◆ WHAT IS REQUIRED
Locate the lines where "screenshot" occurs and copy them as they stand.

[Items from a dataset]
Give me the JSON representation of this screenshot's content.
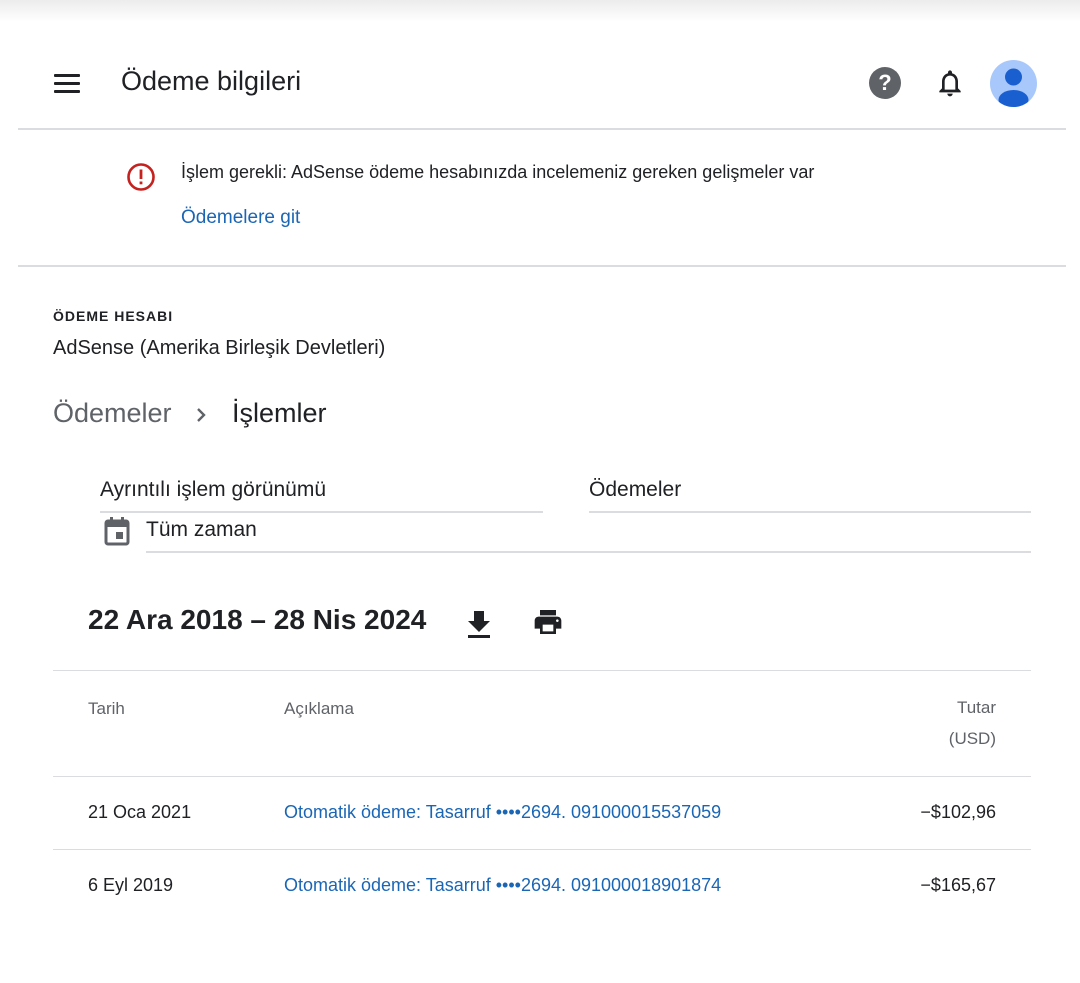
{
  "header": {
    "title": "Ödeme bilgileri",
    "help_icon": "help-circle-icon",
    "bell_icon": "notifications-bell-icon",
    "avatar_color": "#a8c7fa"
  },
  "alert": {
    "icon": "error-circle-icon",
    "icon_color": "#c5221f",
    "message": "İşlem gerekli: AdSense ödeme hesabınızda incelemeniz gereken gelişmeler var",
    "link_label": "Ödemelere git",
    "link_color": "#1a66b5"
  },
  "account": {
    "label": "ÖDEME HESABI",
    "name": "AdSense (Amerika Birleşik Devletleri)"
  },
  "breadcrumb": {
    "parent": "Ödemeler",
    "current": "İşlemler"
  },
  "filters": {
    "view": "Ayrıntılı işlem görünümü",
    "type": "Ödemeler",
    "period": "Tüm zaman"
  },
  "date_range": "22 Ara 2018 – 28 Nis 2024",
  "table": {
    "headers": {
      "date": "Tarih",
      "description": "Açıklama",
      "amount_line1": "Tutar",
      "amount_line2": "(USD)"
    },
    "rows": [
      {
        "date": "21 Oca 2021",
        "description": "Otomatik ödeme: Tasarruf ••••2694. 091000015537059",
        "amount": "−$102,96"
      },
      {
        "date": "6 Eyl 2019",
        "description": "Otomatik ödeme: Tasarruf ••••2694. 091000018901874",
        "amount": "−$165,67"
      }
    ]
  }
}
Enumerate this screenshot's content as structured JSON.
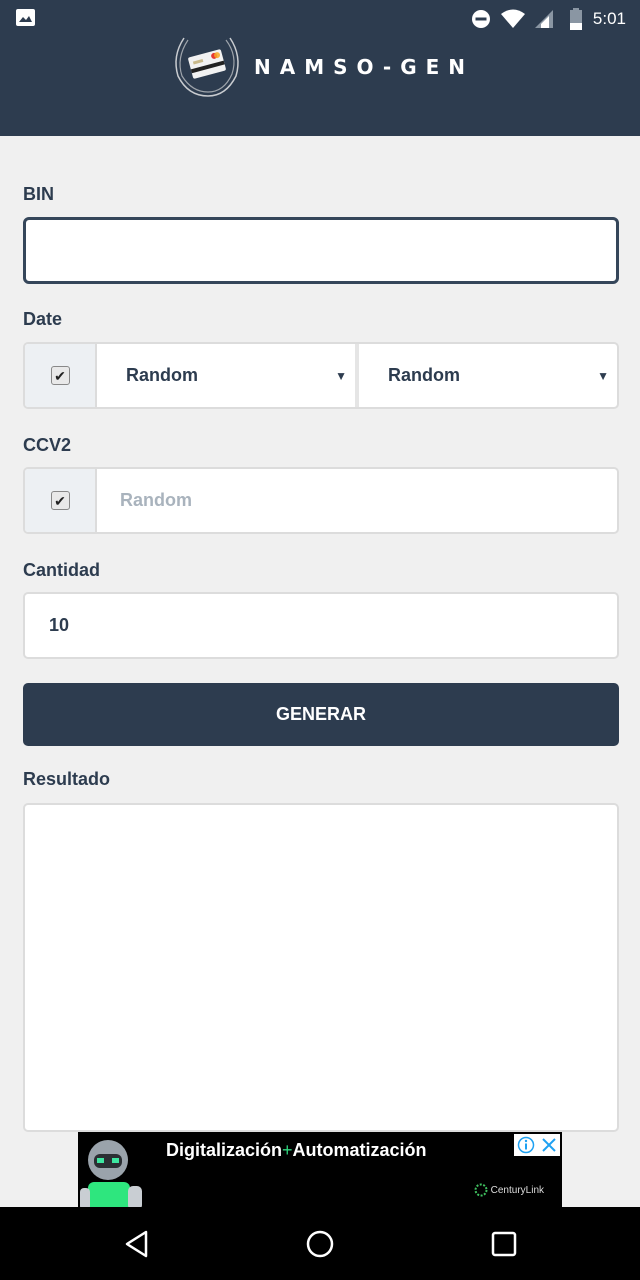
{
  "status_bar": {
    "time": "5:01",
    "icons": [
      "image-notification-icon",
      "do-not-disturb-icon",
      "wifi-icon",
      "cell-signal-icon",
      "battery-icon"
    ]
  },
  "header": {
    "app_name": "NAMSO-GEN",
    "logo_icon": "credit-card-laurel-icon"
  },
  "form": {
    "bin": {
      "label": "BIN",
      "value": "",
      "placeholder": ""
    },
    "date": {
      "label": "Date",
      "checked": true,
      "month_select": "Random",
      "year_select": "Random"
    },
    "ccv2": {
      "label": "CCV2",
      "checked": true,
      "placeholder": "Random",
      "value": ""
    },
    "cantidad": {
      "label": "Cantidad",
      "value": "10"
    },
    "generate_button": "GENERAR",
    "resultado": {
      "label": "Resultado",
      "value": ""
    }
  },
  "ad": {
    "headline_part1": "Digitalización",
    "plus": "+",
    "headline_part2": "Automatización",
    "brand": "CenturyLink"
  },
  "nav_bar": {
    "buttons": [
      "back",
      "home",
      "recents"
    ]
  }
}
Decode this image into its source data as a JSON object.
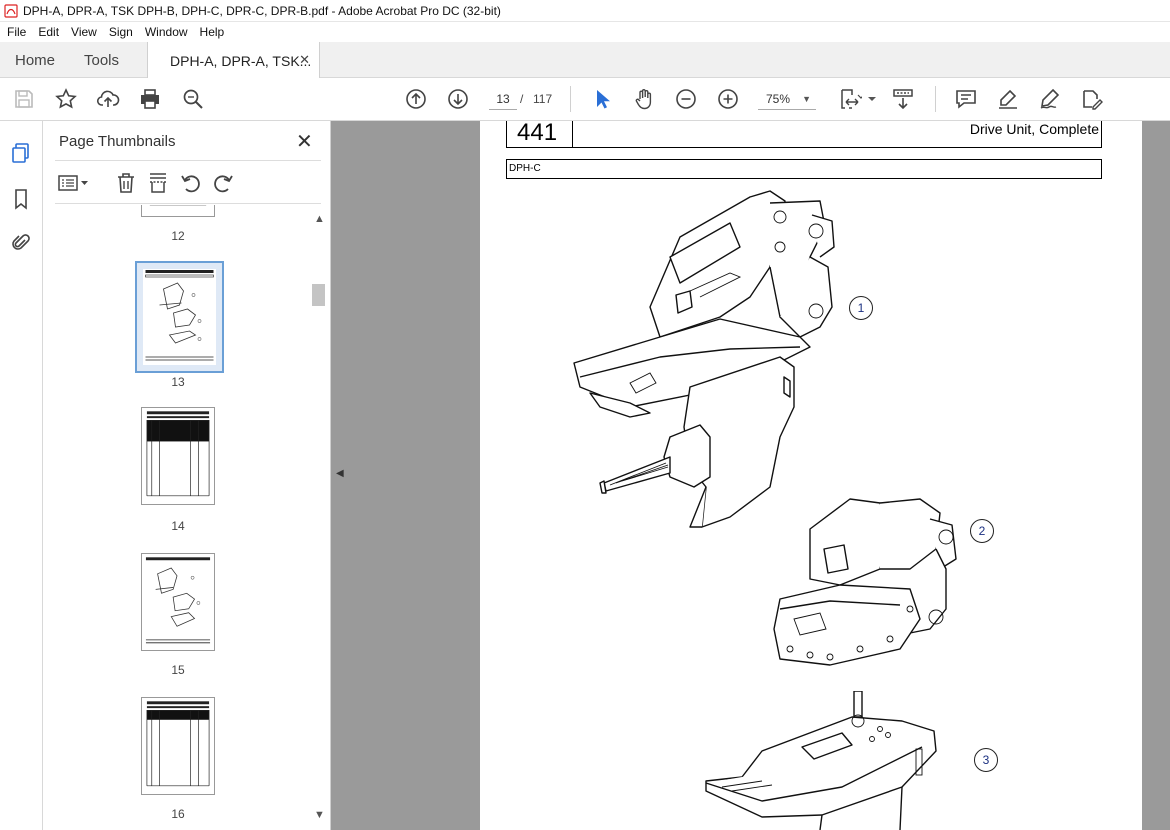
{
  "window": {
    "title": "DPH-A, DPR-A, TSK DPH-B, DPH-C, DPR-C, DPR-B.pdf - Adobe Acrobat Pro DC (32-bit)"
  },
  "menu": [
    "File",
    "Edit",
    "View",
    "Sign",
    "Window",
    "Help"
  ],
  "tabs": {
    "home": "Home",
    "tools": "Tools",
    "document": "DPH-A, DPR-A, TSK...",
    "close_glyph": "✕"
  },
  "toolbar": {
    "current_page": "13",
    "page_separator": "/",
    "total_pages": "117",
    "zoom": "75%",
    "icons": [
      "save-icon",
      "star-icon",
      "upload-icon",
      "print-icon",
      "search-icon",
      "page-up-icon",
      "page-down-icon",
      "select-arrow-icon",
      "hand-icon",
      "zoom-out-icon",
      "zoom-in-icon",
      "fit-page-icon",
      "scroll-mode-icon",
      "comment-icon",
      "highlight-icon",
      "sign-icon",
      "more-tools-icon"
    ]
  },
  "left_rail": {
    "icons": [
      "page-thumbnails-icon",
      "bookmark-icon",
      "attachment-icon"
    ]
  },
  "thumbnail_panel": {
    "title": "Page Thumbnails",
    "close_glyph": "✕",
    "thumbnails": [
      {
        "label": "12",
        "active": false
      },
      {
        "label": "13",
        "active": true
      },
      {
        "label": "14",
        "active": false
      },
      {
        "label": "15",
        "active": false
      },
      {
        "label": "16",
        "active": false
      }
    ]
  },
  "document": {
    "page_number": "441",
    "heading": "Drive Unit, Complete",
    "variant": "DPH-C",
    "callouts": [
      "1",
      "2",
      "3"
    ]
  },
  "colors": {
    "accent_blue": "#2a6fd6",
    "doc_background": "#9a9a9a",
    "active_thumb_border": "#6a9fd6"
  }
}
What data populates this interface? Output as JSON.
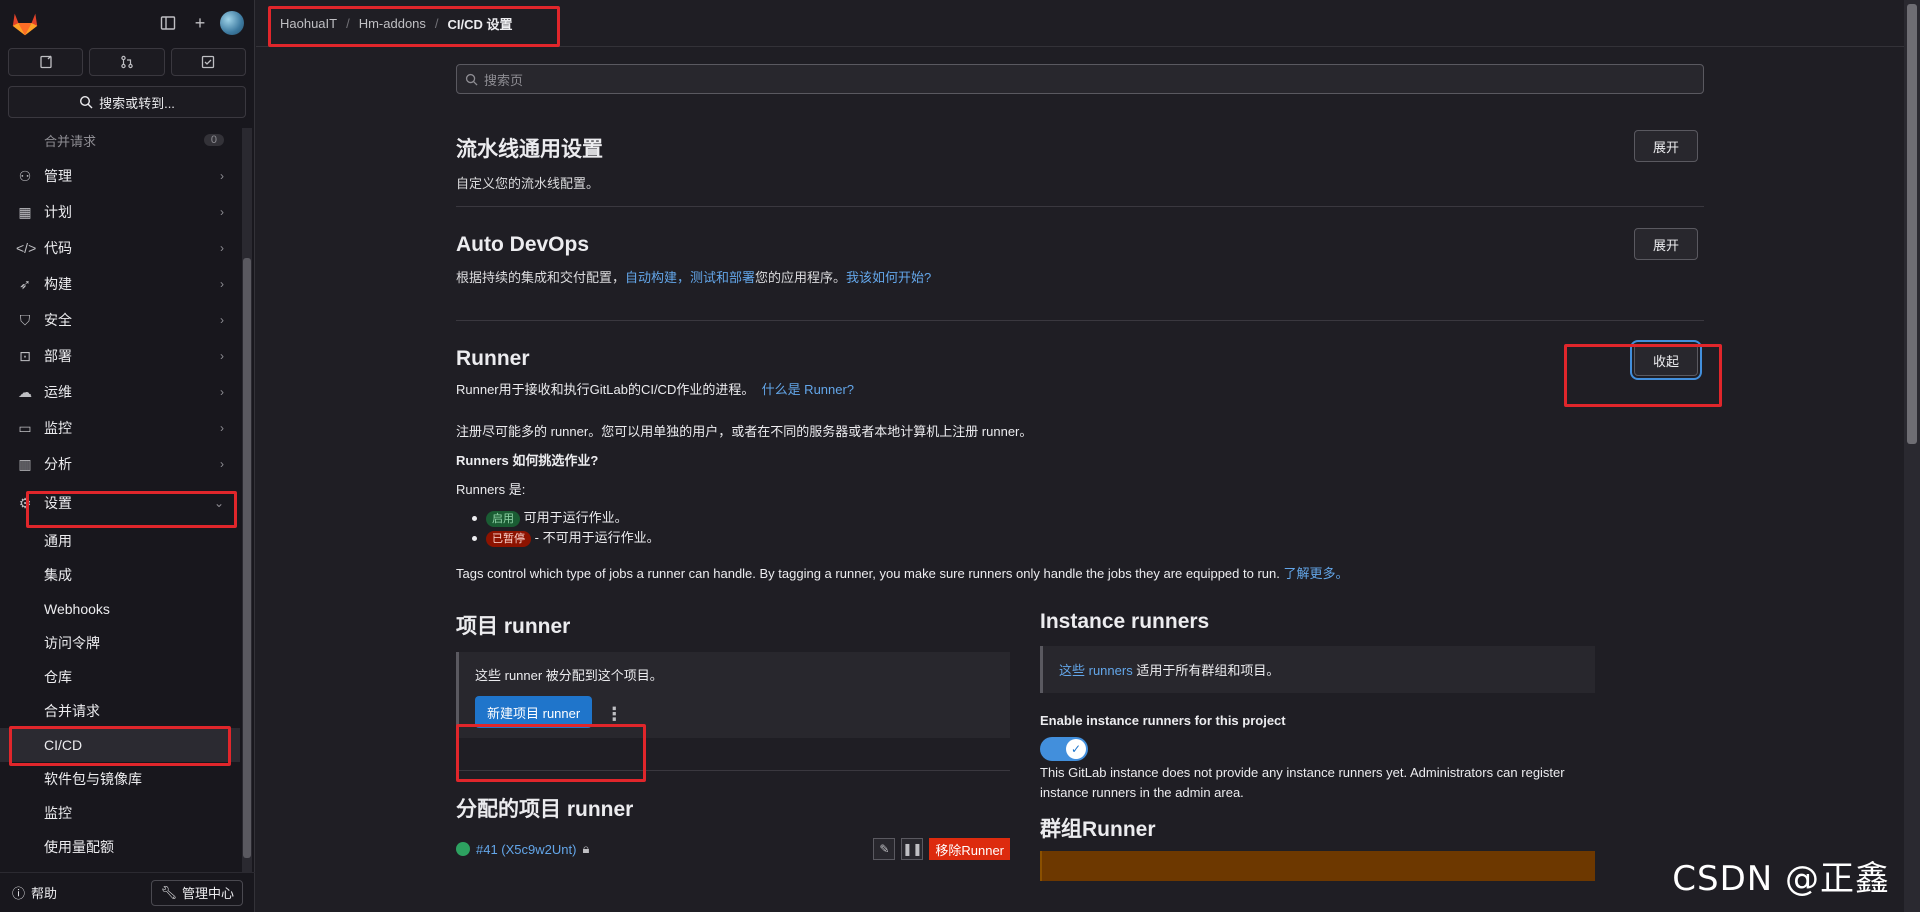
{
  "sidebar": {
    "search_label": "搜索或转到...",
    "faded_item": {
      "label": "合并请求",
      "count": "0"
    },
    "nav": [
      {
        "label": "管理",
        "icon": "users-icon"
      },
      {
        "label": "计划",
        "icon": "calendar-icon"
      },
      {
        "label": "代码",
        "icon": "code-icon"
      },
      {
        "label": "构建",
        "icon": "rocket-icon"
      },
      {
        "label": "安全",
        "icon": "shield-icon"
      },
      {
        "label": "部署",
        "icon": "deploy-icon"
      },
      {
        "label": "运维",
        "icon": "cloud-icon"
      },
      {
        "label": "监控",
        "icon": "monitor-icon"
      },
      {
        "label": "分析",
        "icon": "chart-icon"
      }
    ],
    "settings_label": "设置",
    "settings_sub": [
      "通用",
      "集成",
      "Webhooks",
      "访问令牌",
      "仓库",
      "合并请求",
      "CI/CD",
      "软件包与镜像库",
      "监控",
      "使用量配额"
    ],
    "help_label": "帮助",
    "admin_label": "管理中心"
  },
  "breadcrumb": {
    "group": "HaohuaIT",
    "project": "Hm-addons",
    "page": "CI/CD 设置"
  },
  "main": {
    "search_placeholder": "搜索页",
    "pipeline": {
      "title": "流水线通用设置",
      "desc": "自定义您的流水线配置。",
      "btn": "展开"
    },
    "autodevops": {
      "title": "Auto DevOps",
      "desc_pre": "根据持续的集成和交付配置，",
      "desc_link": "自动构建，测试和部署",
      "desc_mid": "您的应用程序。",
      "desc_link2": "我该如何开始?",
      "btn": "展开"
    },
    "runner": {
      "title": "Runner",
      "desc": "Runner用于接收和执行GitLab的CI/CD作业的进程。",
      "desc_link": "什么是 Runner?",
      "btn": "收起",
      "p1": "注册尽可能多的 runner。您可以用单独的用户，或者在不同的服务器或者本地计算机上注册 runner。",
      "q": "Runners 如何挑选作业?",
      "runners_are": "Runners 是:",
      "b1_badge": "启用",
      "b1_text": "可用于运行作业。",
      "b2_badge": "已暂停",
      "b2_text": "- 不可用于运行作业。",
      "tags": "Tags control which type of jobs a runner can handle. By tagging a runner, you make sure runners only handle the jobs they are equipped to run.",
      "tags_link": "了解更多。"
    },
    "project_runner": {
      "title": "项目 runner",
      "info": "这些 runner 被分配到这个项目。",
      "new_btn": "新建项目 runner",
      "assigned_title": "分配的项目 runner",
      "runner_id": "#41 (X5c9w2Unt)",
      "remove_btn": "移除Runner"
    },
    "instance_runners": {
      "title": "Instance runners",
      "info_link": "这些 runners",
      "info_text": "适用于所有群组和项目。",
      "enable_label": "Enable instance runners for this project",
      "note": "This GitLab instance does not provide any instance runners yet. Administrators can register instance runners in the admin area.",
      "group_title": "群组Runner"
    }
  },
  "watermark": "CSDN @正鑫",
  "colors": {
    "accent": "#1f75cb",
    "highlight": "#e0262b",
    "danger": "#dd2b0e"
  }
}
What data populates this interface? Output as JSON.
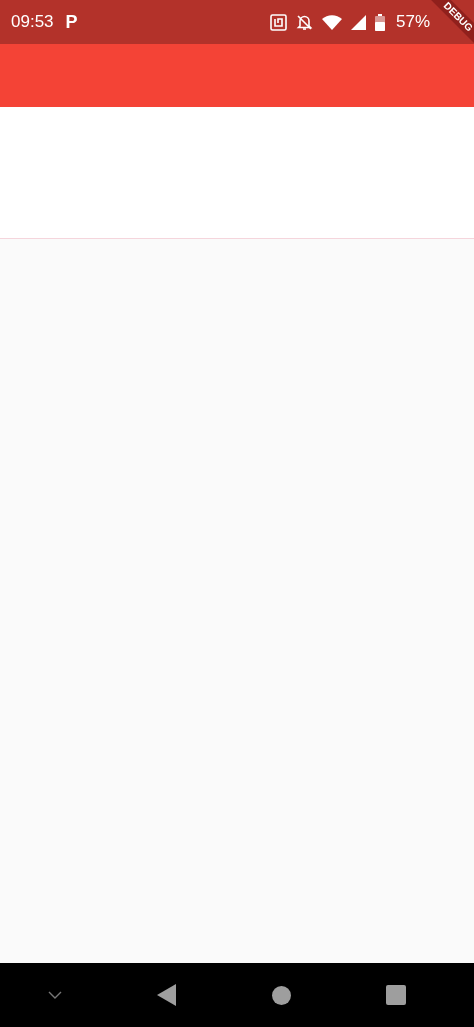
{
  "status_bar": {
    "time": "09:53",
    "notification": "P",
    "battery": "57%"
  },
  "debug_banner": {
    "label": "DEBUG"
  }
}
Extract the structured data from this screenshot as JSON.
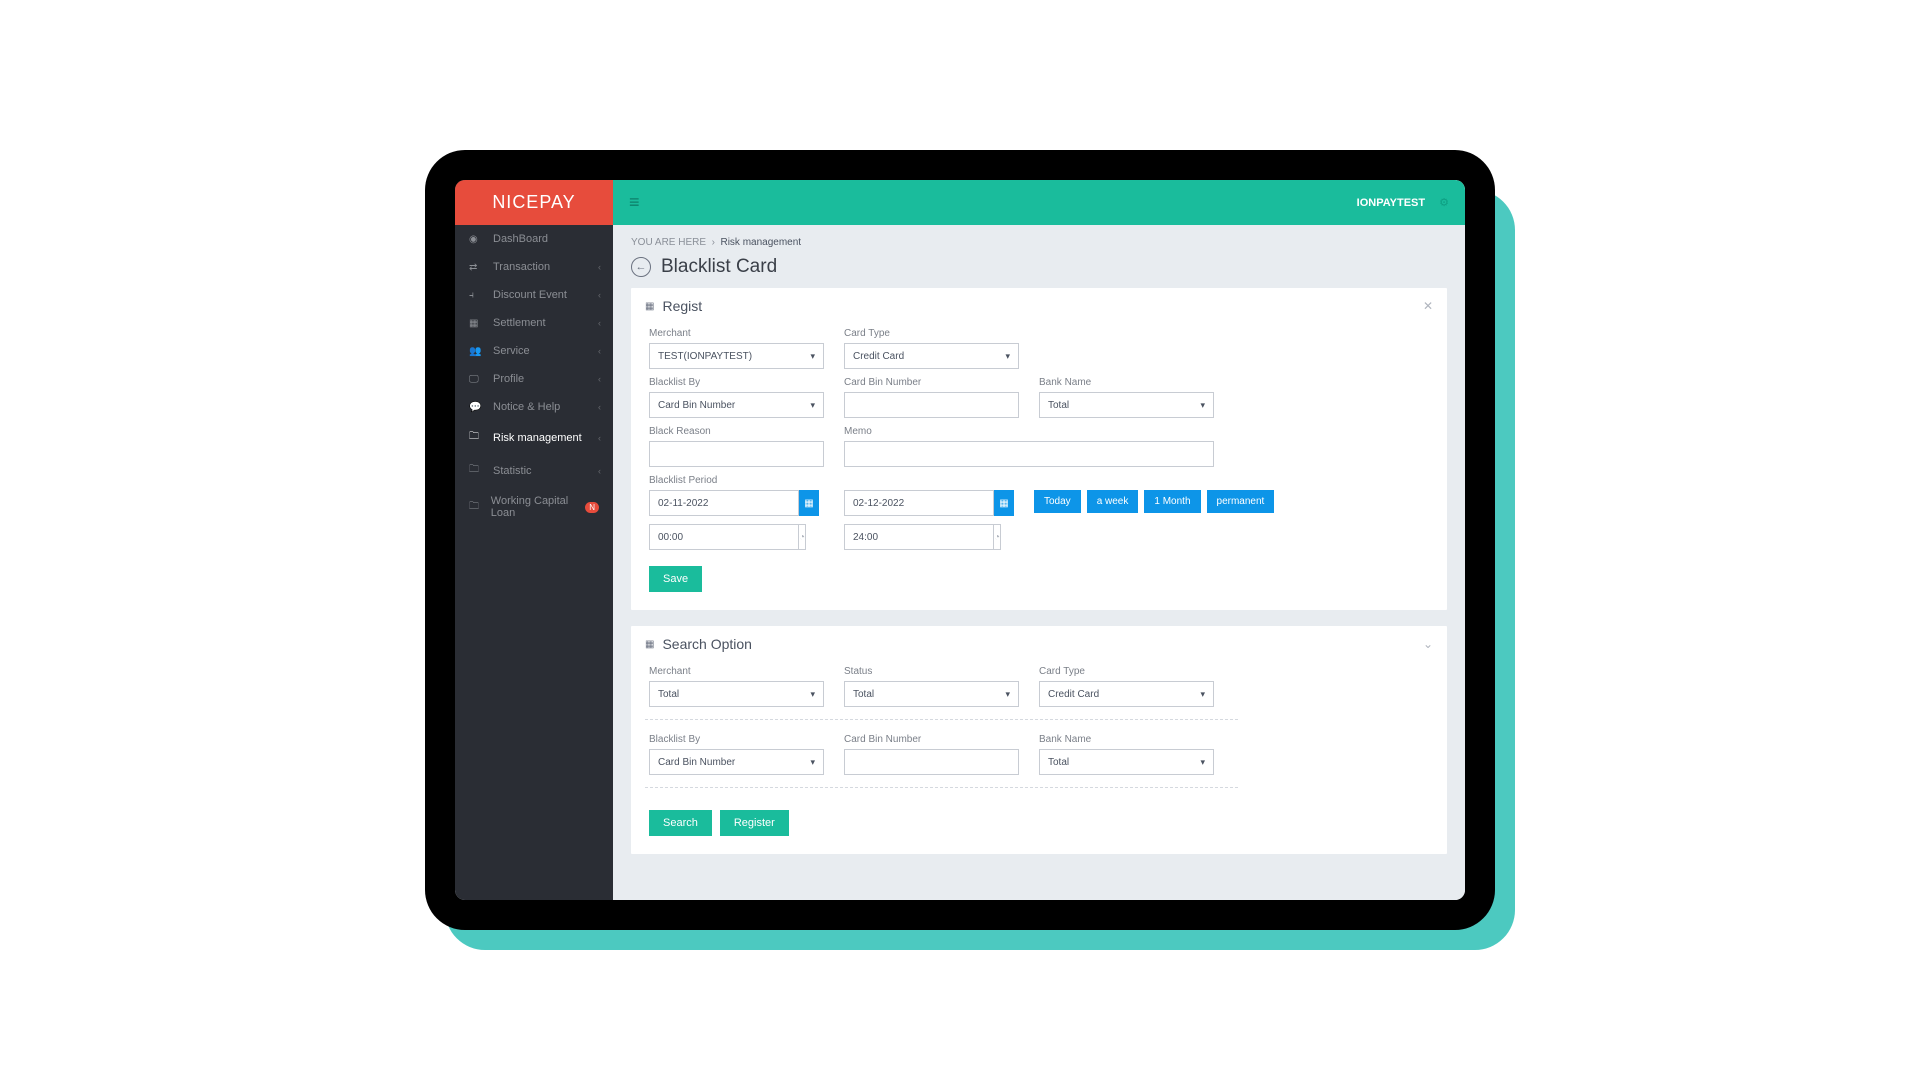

◆ WRITTEN ANSWER
Give me the JSON representation of this screenshot's content.
Enumerate this screenshot's content as structured JSON.
Extract the structured data from this screenshot as JSON.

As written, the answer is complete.